- **Short exercise**: Find how many lines hold the word "shora". Give only the number.

Records from a data collection:
BEGIN

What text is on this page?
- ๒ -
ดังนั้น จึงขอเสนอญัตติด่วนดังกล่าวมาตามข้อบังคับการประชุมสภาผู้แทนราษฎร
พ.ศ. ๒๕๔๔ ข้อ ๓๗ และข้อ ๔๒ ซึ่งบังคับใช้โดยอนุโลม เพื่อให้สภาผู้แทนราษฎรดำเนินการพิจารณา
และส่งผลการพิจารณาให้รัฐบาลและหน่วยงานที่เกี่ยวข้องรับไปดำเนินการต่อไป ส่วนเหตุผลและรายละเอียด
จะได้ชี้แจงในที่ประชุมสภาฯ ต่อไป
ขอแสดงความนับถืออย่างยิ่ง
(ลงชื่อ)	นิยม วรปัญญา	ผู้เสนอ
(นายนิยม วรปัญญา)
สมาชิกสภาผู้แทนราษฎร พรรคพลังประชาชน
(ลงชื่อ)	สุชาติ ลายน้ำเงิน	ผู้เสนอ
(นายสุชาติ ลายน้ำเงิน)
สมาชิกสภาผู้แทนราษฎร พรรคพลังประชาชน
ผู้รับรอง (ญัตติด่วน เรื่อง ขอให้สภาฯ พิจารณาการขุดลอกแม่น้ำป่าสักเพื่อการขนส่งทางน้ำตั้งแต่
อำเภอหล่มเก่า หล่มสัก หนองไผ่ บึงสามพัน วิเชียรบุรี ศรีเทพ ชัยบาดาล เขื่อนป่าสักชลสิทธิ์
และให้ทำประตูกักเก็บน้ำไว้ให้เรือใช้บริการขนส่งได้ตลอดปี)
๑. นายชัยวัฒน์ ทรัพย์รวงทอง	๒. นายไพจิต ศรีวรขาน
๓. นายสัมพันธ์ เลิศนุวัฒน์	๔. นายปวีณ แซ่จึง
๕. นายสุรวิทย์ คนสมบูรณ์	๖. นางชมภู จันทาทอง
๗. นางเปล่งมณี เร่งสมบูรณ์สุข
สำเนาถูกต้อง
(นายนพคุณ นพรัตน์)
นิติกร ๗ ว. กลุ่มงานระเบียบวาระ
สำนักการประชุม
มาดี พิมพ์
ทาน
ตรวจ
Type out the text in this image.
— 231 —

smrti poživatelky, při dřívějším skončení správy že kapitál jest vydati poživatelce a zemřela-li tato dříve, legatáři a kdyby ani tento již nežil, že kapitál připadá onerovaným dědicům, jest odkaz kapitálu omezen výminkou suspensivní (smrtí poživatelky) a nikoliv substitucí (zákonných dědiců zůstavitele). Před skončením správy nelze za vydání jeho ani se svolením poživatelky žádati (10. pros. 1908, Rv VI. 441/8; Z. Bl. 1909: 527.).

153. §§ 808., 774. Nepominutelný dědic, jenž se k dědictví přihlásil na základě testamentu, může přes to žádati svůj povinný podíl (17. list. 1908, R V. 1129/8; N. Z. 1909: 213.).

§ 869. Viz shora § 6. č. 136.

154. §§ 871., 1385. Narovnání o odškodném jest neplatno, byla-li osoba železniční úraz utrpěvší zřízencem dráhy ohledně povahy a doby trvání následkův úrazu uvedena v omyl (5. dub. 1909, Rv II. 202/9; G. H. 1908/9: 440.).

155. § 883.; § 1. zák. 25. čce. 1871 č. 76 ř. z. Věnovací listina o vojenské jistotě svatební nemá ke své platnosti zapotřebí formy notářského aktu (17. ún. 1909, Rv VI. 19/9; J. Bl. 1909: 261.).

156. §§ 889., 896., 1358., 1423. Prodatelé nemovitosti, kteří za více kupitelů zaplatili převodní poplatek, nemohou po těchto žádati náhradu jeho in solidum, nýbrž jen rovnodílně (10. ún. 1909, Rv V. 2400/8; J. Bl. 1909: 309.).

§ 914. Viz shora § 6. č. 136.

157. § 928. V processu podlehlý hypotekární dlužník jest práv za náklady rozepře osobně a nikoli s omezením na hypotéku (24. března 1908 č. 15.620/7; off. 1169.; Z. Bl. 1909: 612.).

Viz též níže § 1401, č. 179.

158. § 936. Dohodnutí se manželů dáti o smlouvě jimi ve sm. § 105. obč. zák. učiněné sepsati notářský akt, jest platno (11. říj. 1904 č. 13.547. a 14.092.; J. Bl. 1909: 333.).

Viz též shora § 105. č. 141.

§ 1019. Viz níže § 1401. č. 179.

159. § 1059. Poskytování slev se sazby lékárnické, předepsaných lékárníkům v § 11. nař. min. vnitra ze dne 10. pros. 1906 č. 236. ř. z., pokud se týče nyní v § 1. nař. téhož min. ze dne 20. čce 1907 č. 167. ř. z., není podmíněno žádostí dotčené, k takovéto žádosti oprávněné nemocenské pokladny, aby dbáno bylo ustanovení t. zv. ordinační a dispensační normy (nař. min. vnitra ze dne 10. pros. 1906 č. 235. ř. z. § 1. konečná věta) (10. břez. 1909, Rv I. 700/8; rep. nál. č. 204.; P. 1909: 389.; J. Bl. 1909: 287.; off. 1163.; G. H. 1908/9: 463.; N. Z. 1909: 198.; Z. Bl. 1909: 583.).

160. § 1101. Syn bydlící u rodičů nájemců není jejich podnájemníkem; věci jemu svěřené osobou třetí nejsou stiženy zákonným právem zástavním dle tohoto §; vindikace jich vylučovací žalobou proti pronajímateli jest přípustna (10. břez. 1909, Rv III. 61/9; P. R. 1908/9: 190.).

END

- **Result of this exercise**: 3